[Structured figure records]
* * *
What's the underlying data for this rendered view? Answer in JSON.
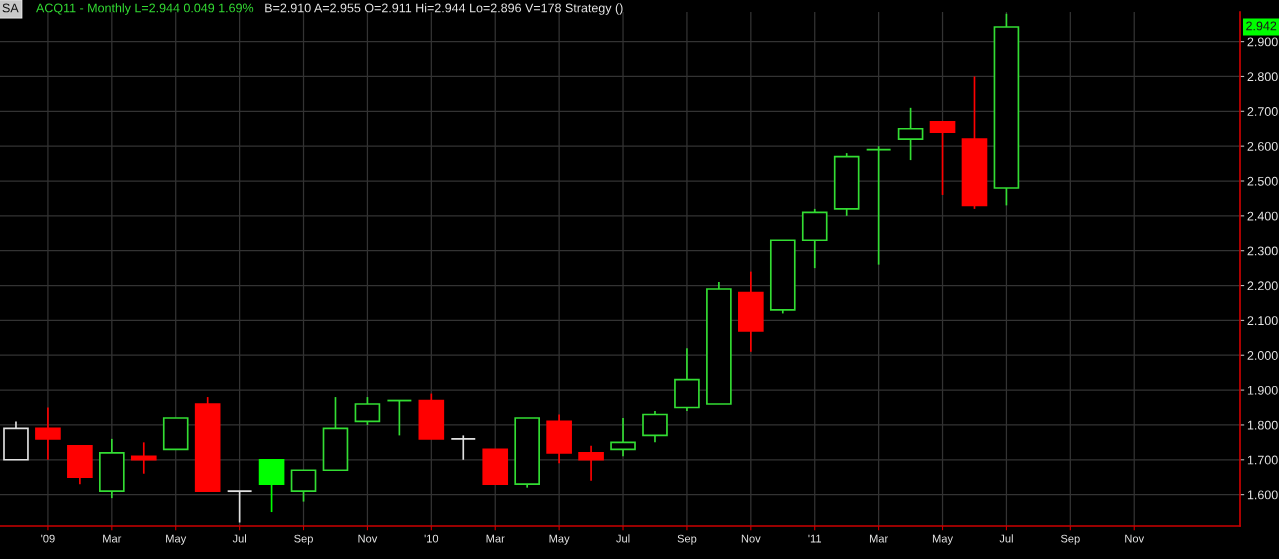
{
  "chart_data": {
    "type": "candlestick",
    "title": "ACQ11 - Monthly L=2.944 0.049 1.69%",
    "subtitle": "B=2.910 A=2.955 O=2.911 Hi=2.944 Lo=2.896 V=178 Strategy ()",
    "annotations": [
      "SA",
      {
        "text": "2.942",
        "y": 2.942
      }
    ],
    "x": [
      "2008-12",
      "2009-01",
      "2009-02",
      "2009-03",
      "2009-04",
      "2009-05",
      "2009-06",
      "2009-07",
      "2009-08",
      "2009-09",
      "2009-10",
      "2009-11",
      "2009-12",
      "2010-01",
      "2010-02",
      "2010-03",
      "2010-04",
      "2010-05",
      "2010-06",
      "2010-07",
      "2010-08",
      "2010-09",
      "2010-10",
      "2010-11",
      "2010-12",
      "2011-01",
      "2011-02",
      "2011-03",
      "2011-04",
      "2011-05",
      "2011-06",
      "2011-07"
    ],
    "ohlc": [
      [
        1.7,
        1.81,
        1.7,
        1.79
      ],
      [
        1.79,
        1.85,
        1.7,
        1.76
      ],
      [
        1.74,
        1.74,
        1.63,
        1.65
      ],
      [
        1.61,
        1.76,
        1.59,
        1.72
      ],
      [
        1.71,
        1.75,
        1.66,
        1.7
      ],
      [
        1.73,
        1.82,
        1.73,
        1.82
      ],
      [
        1.86,
        1.88,
        1.61,
        1.61
      ],
      [
        1.61,
        1.61,
        1.52,
        1.61
      ],
      [
        1.7,
        1.7,
        1.55,
        1.63
      ],
      [
        1.61,
        1.67,
        1.58,
        1.67
      ],
      [
        1.67,
        1.88,
        1.67,
        1.79
      ],
      [
        1.81,
        1.88,
        1.8,
        1.86
      ],
      [
        1.87,
        1.87,
        1.77,
        1.87
      ],
      [
        1.87,
        1.89,
        1.76,
        1.76
      ],
      [
        1.76,
        1.77,
        1.7,
        1.76
      ],
      [
        1.73,
        1.73,
        1.63,
        1.63
      ],
      [
        1.63,
        1.82,
        1.62,
        1.82
      ],
      [
        1.81,
        1.83,
        1.69,
        1.72
      ],
      [
        1.72,
        1.74,
        1.64,
        1.7
      ],
      [
        1.73,
        1.82,
        1.71,
        1.75
      ],
      [
        1.77,
        1.84,
        1.75,
        1.83
      ],
      [
        1.85,
        2.02,
        1.84,
        1.93
      ],
      [
        1.86,
        2.21,
        1.86,
        2.19
      ],
      [
        2.18,
        2.24,
        2.01,
        2.07
      ],
      [
        2.13,
        2.33,
        2.12,
        2.33
      ],
      [
        2.33,
        2.42,
        2.25,
        2.41
      ],
      [
        2.42,
        2.58,
        2.4,
        2.57
      ],
      [
        2.59,
        2.6,
        2.26,
        2.59
      ],
      [
        2.62,
        2.71,
        2.56,
        2.65
      ],
      [
        2.67,
        2.67,
        2.46,
        2.64
      ],
      [
        2.62,
        2.8,
        2.42,
        2.43
      ],
      [
        2.48,
        2.98,
        2.43,
        2.942
      ]
    ],
    "colors": [
      "#e0e0e0",
      "#ff0000",
      "#ff0000",
      "#33dd33",
      "#ff0000",
      "#33dd33",
      "#ff0000",
      "#e0e0e0",
      "#00ff00",
      "#33dd33",
      "#33dd33",
      "#33dd33",
      "#33dd33",
      "#ff0000",
      "#e0e0e0",
      "#ff0000",
      "#33dd33",
      "#ff0000",
      "#ff0000",
      "#33dd33",
      "#33dd33",
      "#33dd33",
      "#33dd33",
      "#ff0000",
      "#33dd33",
      "#33dd33",
      "#33dd33",
      "#33dd33",
      "#33dd33",
      "#ff0000",
      "#ff0000",
      "#33dd33"
    ],
    "xlim": [
      "2008-11-16",
      "2012-02-10"
    ],
    "xticks": [
      {
        "value": "2009-01",
        "label": "'09"
      },
      {
        "value": "2009-03",
        "label": "Mar"
      },
      {
        "value": "2009-05",
        "label": "May"
      },
      {
        "value": "2009-07",
        "label": "Jul"
      },
      {
        "value": "2009-09",
        "label": "Sep"
      },
      {
        "value": "2009-11",
        "label": "Nov"
      },
      {
        "value": "2010-01",
        "label": "'10"
      },
      {
        "value": "2010-03",
        "label": "Mar"
      },
      {
        "value": "2010-05",
        "label": "May"
      },
      {
        "value": "2010-07",
        "label": "Jul"
      },
      {
        "value": "2010-09",
        "label": "Sep"
      },
      {
        "value": "2010-11",
        "label": "Nov"
      },
      {
        "value": "2011-01",
        "label": "'11"
      },
      {
        "value": "2011-03",
        "label": "Mar"
      },
      {
        "value": "2011-05",
        "label": "May"
      },
      {
        "value": "2011-07",
        "label": "Jul"
      },
      {
        "value": "2011-09",
        "label": "Sep"
      },
      {
        "value": "2011-11",
        "label": "Nov"
      }
    ],
    "ylim": [
      1.51,
      2.985
    ],
    "yticks": [
      {
        "value": 1.6,
        "label": "1.600"
      },
      {
        "value": 1.7,
        "label": "1.700"
      },
      {
        "value": 1.8,
        "label": "1.800"
      },
      {
        "value": 1.9,
        "label": "1.900"
      },
      {
        "value": 2.0,
        "label": "2.000"
      },
      {
        "value": 2.1,
        "label": "2.100"
      },
      {
        "value": 2.2,
        "label": "2.200"
      },
      {
        "value": 2.3,
        "label": "2.300"
      },
      {
        "value": 2.4,
        "label": "2.400"
      },
      {
        "value": 2.5,
        "label": "2.500"
      },
      {
        "value": 2.6,
        "label": "2.600"
      },
      {
        "value": 2.7,
        "label": "2.700"
      },
      {
        "value": 2.8,
        "label": "2.800"
      },
      {
        "value": 2.9,
        "label": "2.900"
      }
    ],
    "grid": true
  }
}
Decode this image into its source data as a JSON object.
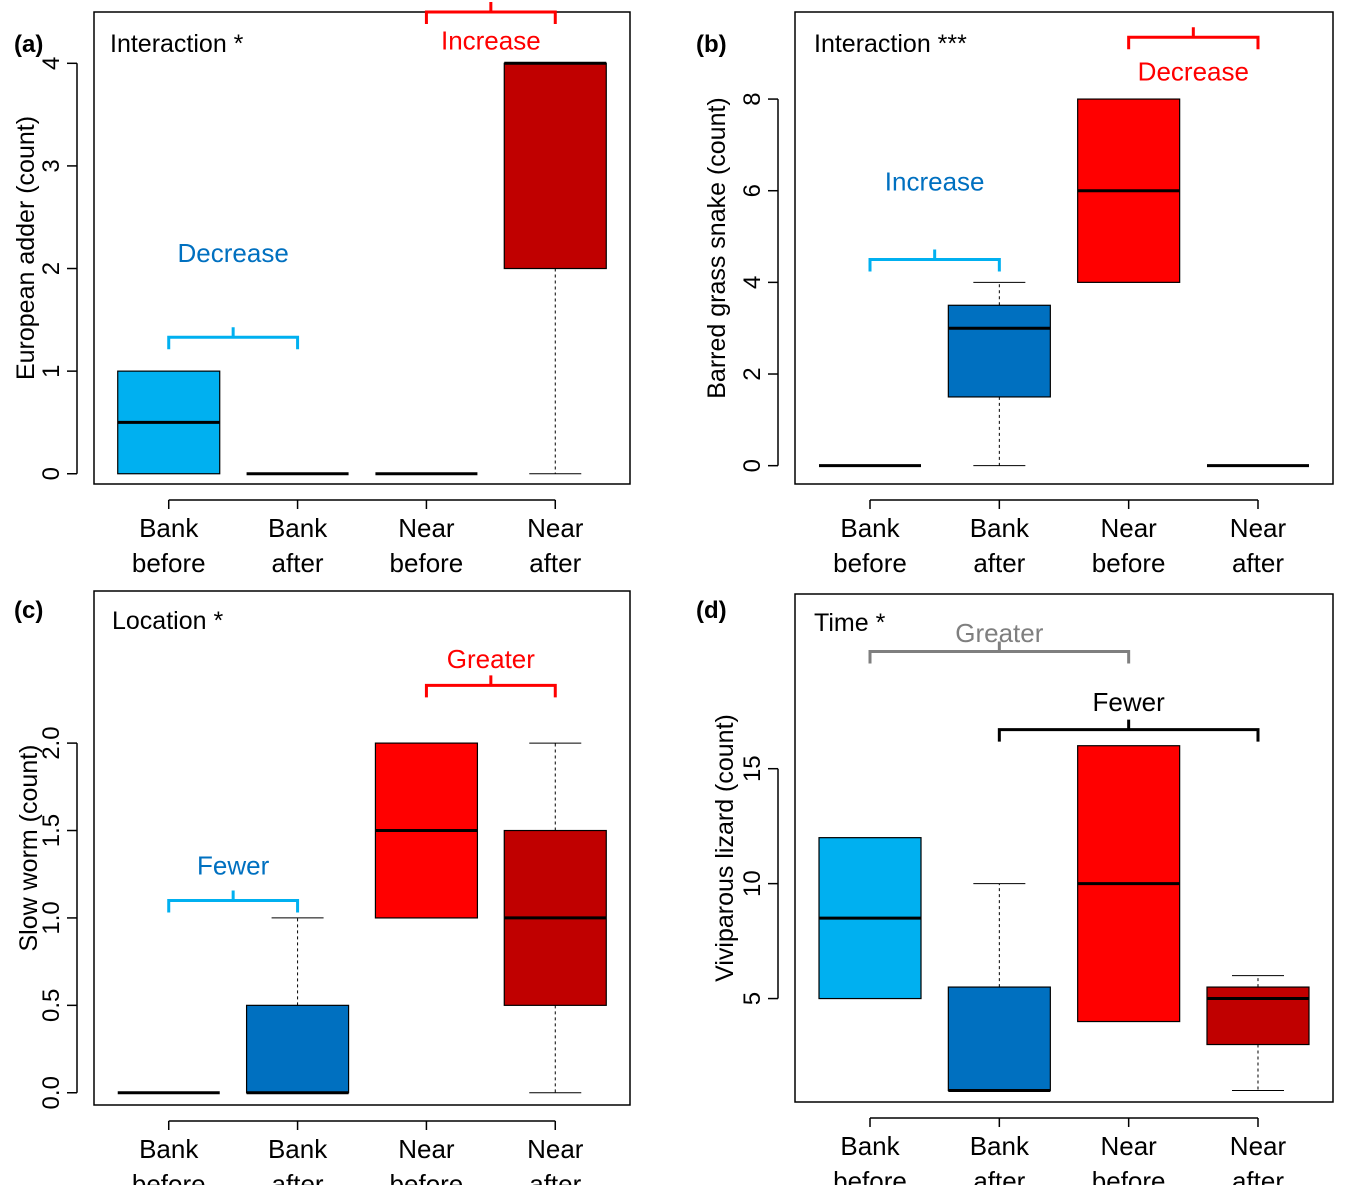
{
  "chart_data": [
    {
      "panel": "(a)",
      "type": "boxplot",
      "annotation": "Interaction *",
      "ylabel": "European adder (count)",
      "ylim": [
        -0.1,
        4.5
      ],
      "yticks": [
        {
          "v": 0,
          "label": "0"
        },
        {
          "v": 1,
          "label": "1"
        },
        {
          "v": 2,
          "label": "2"
        },
        {
          "v": 3,
          "label": "3"
        },
        {
          "v": 4,
          "label": "4"
        }
      ],
      "categories": [
        [
          "Bank",
          "before"
        ],
        [
          "Bank",
          "after"
        ],
        [
          "Near",
          "before"
        ],
        [
          "Near",
          "after"
        ]
      ],
      "boxes": [
        {
          "min": 0,
          "q1": 0,
          "median": 0.5,
          "q3": 1,
          "max": 1,
          "color": "#00b0f0"
        },
        {
          "min": 0,
          "q1": 0,
          "median": 0,
          "q3": 0,
          "max": 0,
          "color": "#0070c0"
        },
        {
          "min": 0,
          "q1": 0,
          "median": 0,
          "q3": 0,
          "max": 0,
          "color": "#ff0000"
        },
        {
          "min": 0,
          "q1": 2,
          "median": 4,
          "q3": 4,
          "max": 4,
          "color": "#c00000"
        }
      ],
      "brackets": [
        {
          "label": "Decrease",
          "from": 0,
          "to": 1,
          "y": 1.33,
          "color": "#00b0f0",
          "text_color": "#0070c0",
          "text_y": 2.15
        },
        {
          "label": "Increase",
          "from": 2,
          "to": 3,
          "y": 4.5,
          "color": "#ff0000",
          "text_color": "#ff0000",
          "text_y": 4.22
        }
      ]
    },
    {
      "panel": "(b)",
      "type": "boxplot",
      "annotation": "Interaction ***",
      "ylabel": "Barred grass snake (count)",
      "ylim": [
        -0.4,
        9.9
      ],
      "yticks": [
        {
          "v": 0,
          "label": "0"
        },
        {
          "v": 2,
          "label": "2"
        },
        {
          "v": 4,
          "label": "4"
        },
        {
          "v": 6,
          "label": "6"
        },
        {
          "v": 8,
          "label": "8"
        }
      ],
      "categories": [
        [
          "Bank",
          "before"
        ],
        [
          "Bank",
          "after"
        ],
        [
          "Near",
          "before"
        ],
        [
          "Near",
          "after"
        ]
      ],
      "boxes": [
        {
          "min": 0,
          "q1": 0,
          "median": 0,
          "q3": 0,
          "max": 0,
          "color": "#00b0f0"
        },
        {
          "min": 0,
          "q1": 1.5,
          "median": 3,
          "q3": 3.5,
          "max": 4,
          "color": "#0070c0"
        },
        {
          "min": 4,
          "q1": 4,
          "median": 6,
          "q3": 8,
          "max": 8,
          "color": "#ff0000"
        },
        {
          "min": 0,
          "q1": 0,
          "median": 0,
          "q3": 0,
          "max": 0,
          "color": "#c00000"
        }
      ],
      "brackets": [
        {
          "label": "Increase",
          "from": 0,
          "to": 1,
          "y": 4.5,
          "color": "#00b0f0",
          "text_color": "#0070c0",
          "text_y": 6.2
        },
        {
          "label": "Decrease",
          "from": 2,
          "to": 3,
          "y": 9.35,
          "color": "#ff0000",
          "text_color": "#ff0000",
          "text_y": 8.6
        }
      ]
    },
    {
      "panel": "(c)",
      "type": "boxplot",
      "annotation": "Location *",
      "ylabel": "Slow worm (count)",
      "ylim": [
        -0.07,
        2.87
      ],
      "yticks": [
        {
          "v": 0,
          "label": "0.0"
        },
        {
          "v": 0.5,
          "label": "0.5"
        },
        {
          "v": 1,
          "label": "1.0"
        },
        {
          "v": 1.5,
          "label": "1.5"
        },
        {
          "v": 2,
          "label": "2.0"
        }
      ],
      "categories": [
        [
          "Bank",
          "before"
        ],
        [
          "Bank",
          "after"
        ],
        [
          "Near",
          "before"
        ],
        [
          "Near",
          "after"
        ]
      ],
      "boxes": [
        {
          "min": 0,
          "q1": 0,
          "median": 0,
          "q3": 0,
          "max": 0,
          "color": "#00b0f0"
        },
        {
          "min": 0,
          "q1": 0,
          "median": 0,
          "q3": 0.5,
          "max": 1,
          "color": "#0070c0"
        },
        {
          "min": 1,
          "q1": 1,
          "median": 1.5,
          "q3": 2,
          "max": 2,
          "color": "#ff0000"
        },
        {
          "min": 0,
          "q1": 0.5,
          "median": 1,
          "q3": 1.5,
          "max": 2,
          "color": "#c00000"
        }
      ],
      "brackets": [
        {
          "label": "Fewer",
          "from": 0,
          "to": 1,
          "y": 1.1,
          "color": "#00b0f0",
          "text_color": "#0070c0",
          "text_y": 1.3
        },
        {
          "label": "Greater",
          "from": 2,
          "to": 3,
          "y": 2.33,
          "color": "#ff0000",
          "text_color": "#ff0000",
          "text_y": 2.48
        }
      ]
    },
    {
      "panel": "(d)",
      "type": "boxplot",
      "annotation": "Time *",
      "ylabel": "Viviparous lizard (count)",
      "ylim": [
        0.5,
        22.6
      ],
      "yticks": [
        {
          "v": 5,
          "label": "5"
        },
        {
          "v": 10,
          "label": "10"
        },
        {
          "v": 15,
          "label": "15"
        }
      ],
      "categories": [
        [
          "Bank",
          "before"
        ],
        [
          "Bank",
          "after"
        ],
        [
          "Near",
          "before"
        ],
        [
          "Near",
          "after"
        ]
      ],
      "boxes": [
        {
          "min": 5,
          "q1": 5,
          "median": 8.5,
          "q3": 12,
          "max": 12,
          "color": "#00b0f0"
        },
        {
          "min": 1,
          "q1": 1,
          "median": 1,
          "q3": 5.5,
          "max": 10,
          "color": "#0070c0"
        },
        {
          "min": 4,
          "q1": 4,
          "median": 10,
          "q3": 16,
          "max": 16,
          "color": "#ff0000"
        },
        {
          "min": 1,
          "q1": 3,
          "median": 5,
          "q3": 5.5,
          "max": 6,
          "color": "#c00000"
        }
      ],
      "brackets": [
        {
          "label": "Greater",
          "from": 0,
          "to": 2,
          "y": 20.1,
          "color": "#7f7f7f",
          "text_color": "#7f7f7f",
          "text_y": 20.9
        },
        {
          "label": "Fewer",
          "from": 1,
          "to": 3,
          "y": 16.7,
          "color": "#000000",
          "text_color": "#000000",
          "text_y": 17.9
        }
      ]
    }
  ]
}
* * *
## Given request
What is the number of lines in the data that hold the word "this"? Reply with that number and nothing else.

## In response
2